- **Records about charts and figures**:
————————

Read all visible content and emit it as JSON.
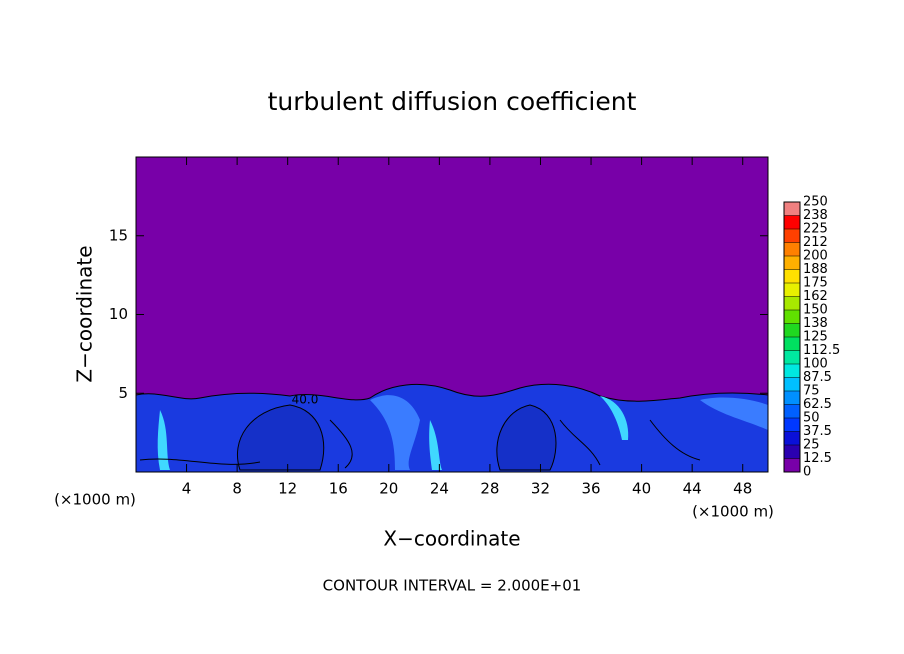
{
  "chart_data": {
    "type": "contour",
    "title": "turbulent diffusion coefficient",
    "x_label": "X−coordinate",
    "y_label": "Z−coordinate",
    "x_unit": "(×1000 m)",
    "y_unit": "(×1000 m)",
    "footer": "CONTOUR INTERVAL = 2.000E+01",
    "contour_label": "40.0",
    "xlim": [
      0,
      50
    ],
    "ylim": [
      0,
      20
    ],
    "xticks": [
      4,
      8,
      12,
      16,
      20,
      24,
      28,
      32,
      36,
      40,
      44,
      48
    ],
    "yticks": [
      5,
      10,
      15
    ],
    "colorbar": {
      "clim": [
        0,
        250
      ],
      "ticks": [
        0,
        12.5,
        25,
        37.5,
        50,
        62.5,
        75,
        87.5,
        100,
        112.5,
        125,
        {
          "value": 137.5,
          "label": "138"
        },
        150,
        {
          "value": 162.5,
          "label": "162"
        },
        175,
        {
          "value": 187.5,
          "label": "188"
        },
        200,
        {
          "value": 212.5,
          "label": "212"
        },
        225,
        {
          "value": 237.5,
          "label": "238"
        },
        250
      ],
      "colors": [
        "#7800a8",
        "#2a00b0",
        "#0a10d8",
        "#0038ff",
        "#0060ff",
        "#0090ff",
        "#00c0ff",
        "#00e8e0",
        "#00e8a0",
        "#00e060",
        "#20d820",
        "#60e000",
        "#a8e800",
        "#e8f000",
        "#ffe000",
        "#ffb000",
        "#ff8000",
        "#ff4000",
        "#ff0000",
        "#f08080"
      ]
    }
  }
}
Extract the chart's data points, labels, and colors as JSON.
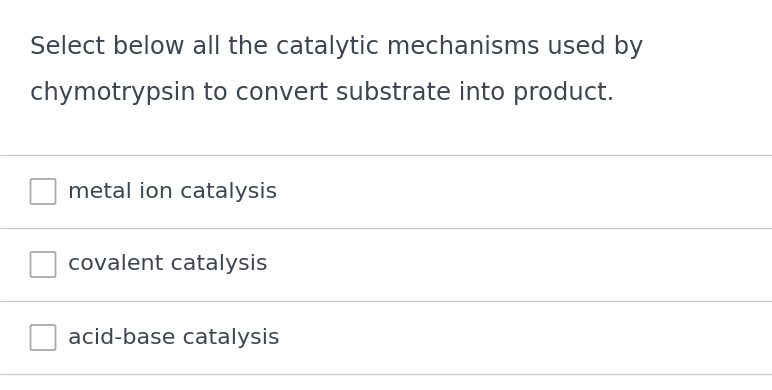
{
  "question_line1": "Select below all the catalytic mechanisms used by",
  "question_line2": "chymotrypsin to convert substrate into product.",
  "options": [
    "metal ion catalysis",
    "covalent catalysis",
    "acid-base catalysis"
  ],
  "bg_color": "#ffffff",
  "text_color": "#3d4554",
  "divider_color": "#c8c8c8",
  "checkbox_edge_color": "#aaaaaa",
  "question_fontsize": 17.5,
  "option_fontsize": 16.0
}
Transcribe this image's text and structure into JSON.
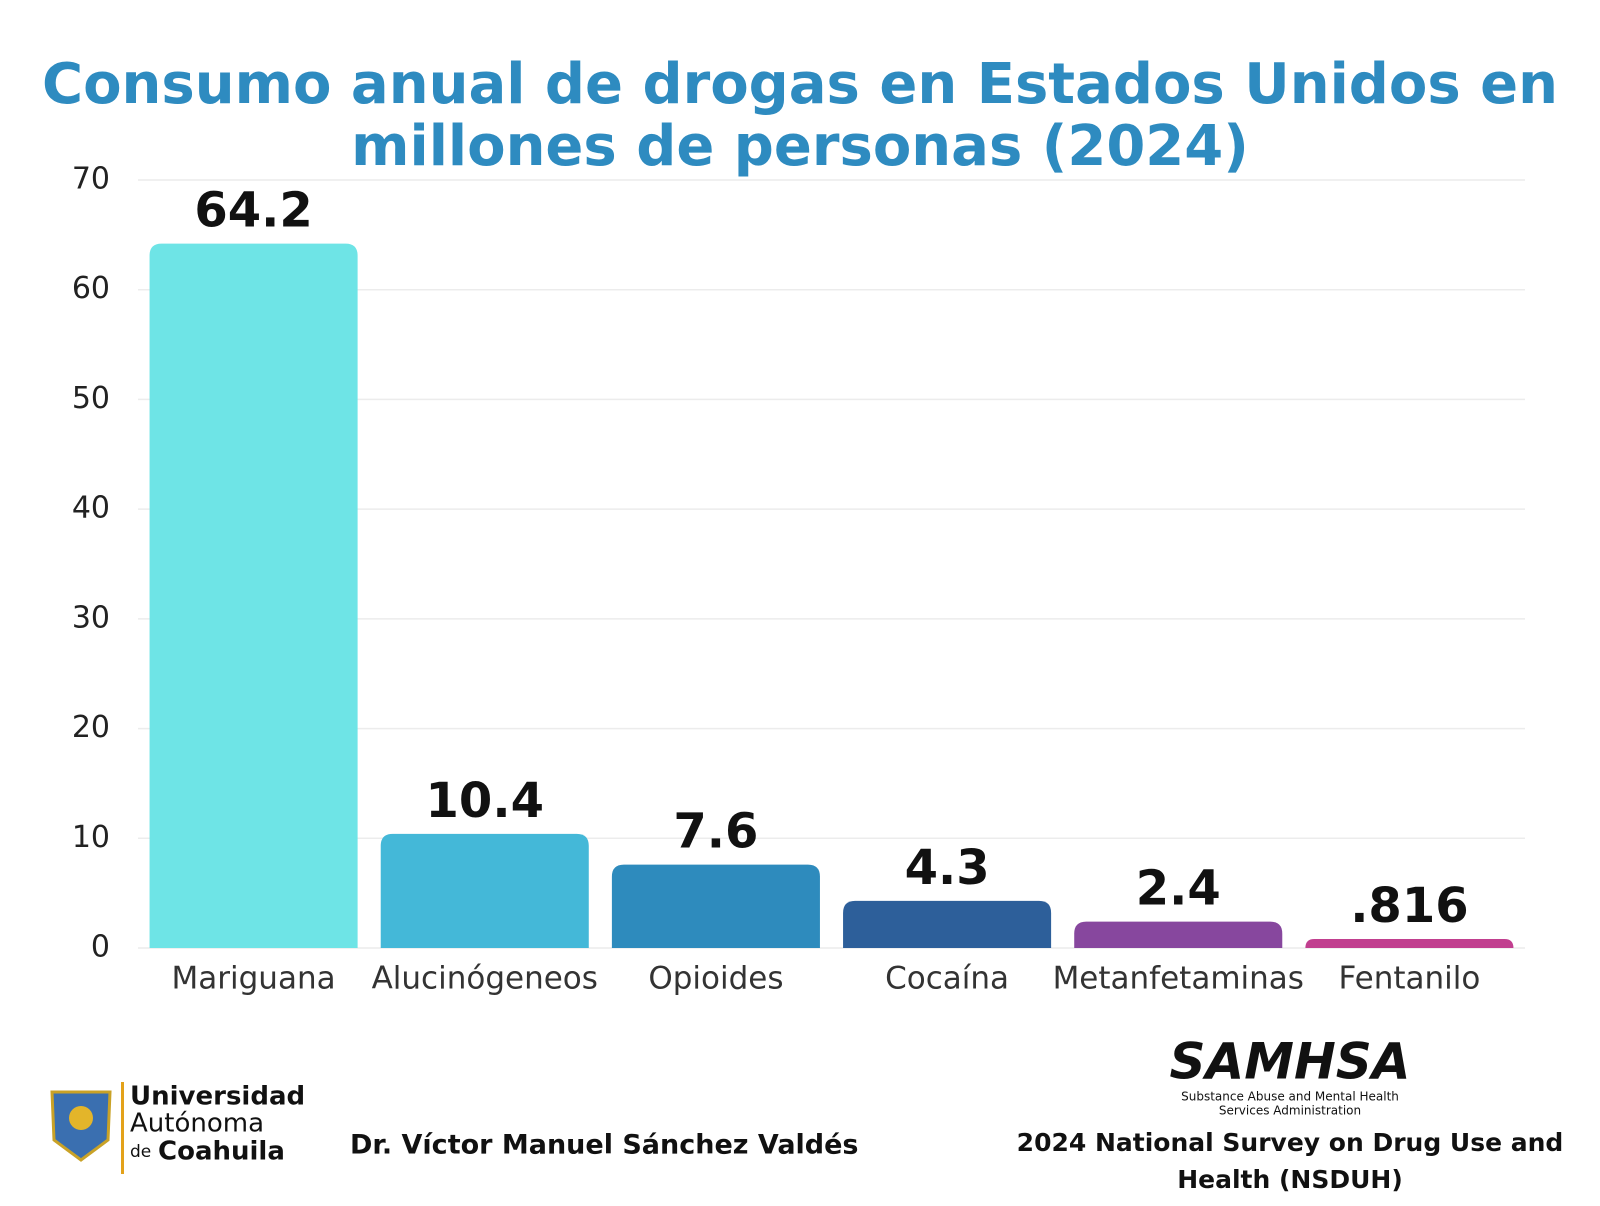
{
  "chart_data": {
    "type": "bar",
    "title": [
      "Consumo anual de drogas en Estados Unidos en",
      "millones de personas (2024)"
    ],
    "categories": [
      "Mariguana",
      "Alucinógeneos",
      "Opioides",
      "Cocaína",
      "Metanfetaminas",
      "Fentanilo"
    ],
    "values": [
      64.2,
      10.4,
      7.6,
      4.3,
      2.4,
      0.816
    ],
    "value_labels": [
      "64.2",
      "10.4",
      "7.6",
      "4.3",
      "2.4",
      ".816"
    ],
    "colors": [
      "#6ee4e6",
      "#44b8d8",
      "#2e8bbd",
      "#2d5f9a",
      "#87479e",
      "#c13f8f"
    ],
    "ylim": [
      0,
      70
    ],
    "yticks": [
      0,
      10,
      20,
      30,
      40,
      50,
      60,
      70
    ],
    "grid": true
  },
  "footer": {
    "university": [
      "Universidad",
      "Autónoma",
      "de",
      "Coahuila"
    ],
    "author": "Dr. Víctor Manuel Sánchez Valdés",
    "agency": "SAMHSA",
    "agency_name": [
      "Substance Abuse and Mental Health",
      "Services Administration"
    ],
    "source": [
      "2024 National Survey on Drug Use and",
      "Health (NSDUH)"
    ]
  }
}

————————

- **What to produce**: Pictures excluded, quote all the data above exactly.

- **Expected answer**:
Read all visible content and emit it as JSON.
{
  "chart_data": {
    "type": "contour",
    "title": "turbulent diffusion coefficient",
    "x_label": "X−coordinate",
    "y_label": "Z−coordinate",
    "x_unit": "(×1000 m)",
    "y_unit": "(×1000 m)",
    "footer": "CONTOUR INTERVAL = 2.000E+01",
    "contour_label": "40.0",
    "xlim": [
      0,
      50
    ],
    "ylim": [
      0,
      20
    ],
    "xticks": [
      4,
      8,
      12,
      16,
      20,
      24,
      28,
      32,
      36,
      40,
      44,
      48
    ],
    "yticks": [
      5,
      10,
      15
    ],
    "colorbar": {
      "clim": [
        0,
        250
      ],
      "ticks": [
        0,
        12.5,
        25,
        37.5,
        50,
        62.5,
        75,
        87.5,
        100,
        112.5,
        125,
        {
          "value": 137.5,
          "label": "138"
        },
        150,
        {
          "value": 162.5,
          "label": "162"
        },
        175,
        {
          "value": 187.5,
          "label": "188"
        },
        200,
        {
          "value": 212.5,
          "label": "212"
        },
        225,
        {
          "value": 237.5,
          "label": "238"
        },
        250
      ],
      "colors": [
        "#7800a8",
        "#2a00b0",
        "#0a10d8",
        "#0038ff",
        "#0060ff",
        "#0090ff",
        "#00c0ff",
        "#00e8e0",
        "#00e8a0",
        "#00e060",
        "#20d820",
        "#60e000",
        "#a8e800",
        "#e8f000",
        "#ffe000",
        "#ffb000",
        "#ff8000",
        "#ff4000",
        "#ff0000",
        "#f08080"
      ]
    }
  }
}
Extract the chart's data points, labels, and colors as JSON.
{
  "question_line1": "Select below all the catalytic mechanisms used by",
  "question_line2": "chymotrypsin to convert substrate into product.",
  "options": [
    "metal ion catalysis",
    "covalent catalysis",
    "acid-base catalysis"
  ],
  "bg_color": "#ffffff",
  "text_color": "#3d4554",
  "divider_color": "#c8c8c8",
  "checkbox_edge_color": "#aaaaaa",
  "question_fontsize": 17.5,
  "option_fontsize": 16.0
}
Transcribe this image's text and structure into JSON.
{
  "chart_data": {
    "type": "bar",
    "title": [
      "Consumo anual de drogas en Estados Unidos en",
      "millones de personas (2024)"
    ],
    "categories": [
      "Mariguana",
      "Alucinógeneos",
      "Opioides",
      "Cocaína",
      "Metanfetaminas",
      "Fentanilo"
    ],
    "values": [
      64.2,
      10.4,
      7.6,
      4.3,
      2.4,
      0.816
    ],
    "value_labels": [
      "64.2",
      "10.4",
      "7.6",
      "4.3",
      "2.4",
      ".816"
    ],
    "colors": [
      "#6ee4e6",
      "#44b8d8",
      "#2e8bbd",
      "#2d5f9a",
      "#87479e",
      "#c13f8f"
    ],
    "ylim": [
      0,
      70
    ],
    "yticks": [
      0,
      10,
      20,
      30,
      40,
      50,
      60,
      70
    ],
    "grid": true
  },
  "footer": {
    "university": [
      "Universidad",
      "Autónoma",
      "de",
      "Coahuila"
    ],
    "author": "Dr. Víctor Manuel Sánchez Valdés",
    "agency": "SAMHSA",
    "agency_name": [
      "Substance Abuse and Mental Health",
      "Services Administration"
    ],
    "source": [
      "2024 National Survey on Drug Use and",
      "Health (NSDUH)"
    ]
  }
}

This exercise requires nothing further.